→ Problem details: Each entry must be given again exactly; images do not belong in the copy.

→ Source data:
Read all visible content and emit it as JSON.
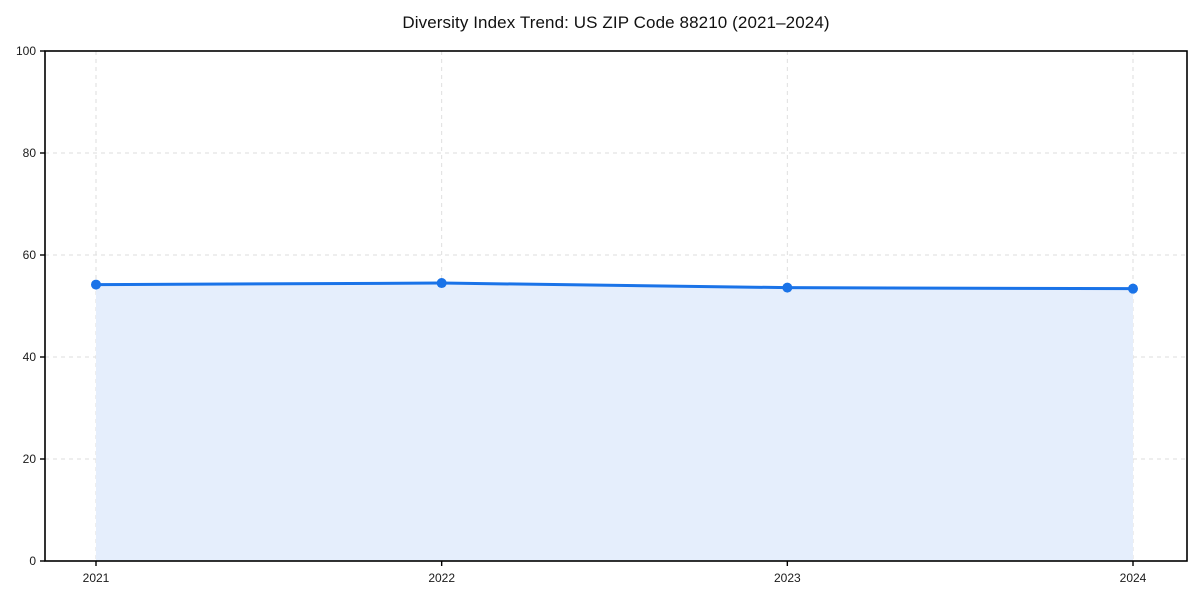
{
  "chart_data": {
    "type": "area",
    "title": "Diversity Index Trend: US ZIP Code 88210 (2021–2024)",
    "series_name": "Diversity Index",
    "x": [
      "2021",
      "2022",
      "2023",
      "2024"
    ],
    "values": [
      54.2,
      54.5,
      53.6,
      53.4
    ],
    "xlabel": "",
    "ylabel": "",
    "ylim": [
      0,
      100
    ],
    "yticks": [
      0,
      20,
      40,
      60,
      80,
      100
    ],
    "grid": "dashed",
    "legend": "none",
    "colors": {
      "line": "#1a73e8",
      "marker": "#1a73e8",
      "fill": "#e5eefc",
      "grid": "#dedede",
      "spine": "#000000",
      "text": "#1a1a1a"
    }
  }
}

→ Reply to the exercise:
Read all visible content and emit it as JSON.
{
  "chart_data": {
    "type": "area",
    "title": "Diversity Index Trend: US ZIP Code 88210 (2021–2024)",
    "series_name": "Diversity Index",
    "x": [
      "2021",
      "2022",
      "2023",
      "2024"
    ],
    "values": [
      54.2,
      54.5,
      53.6,
      53.4
    ],
    "xlabel": "",
    "ylabel": "",
    "ylim": [
      0,
      100
    ],
    "yticks": [
      0,
      20,
      40,
      60,
      80,
      100
    ],
    "grid": "dashed",
    "legend": "none",
    "colors": {
      "line": "#1a73e8",
      "marker": "#1a73e8",
      "fill": "#e5eefc",
      "grid": "#dedede",
      "spine": "#000000",
      "text": "#1a1a1a"
    }
  }
}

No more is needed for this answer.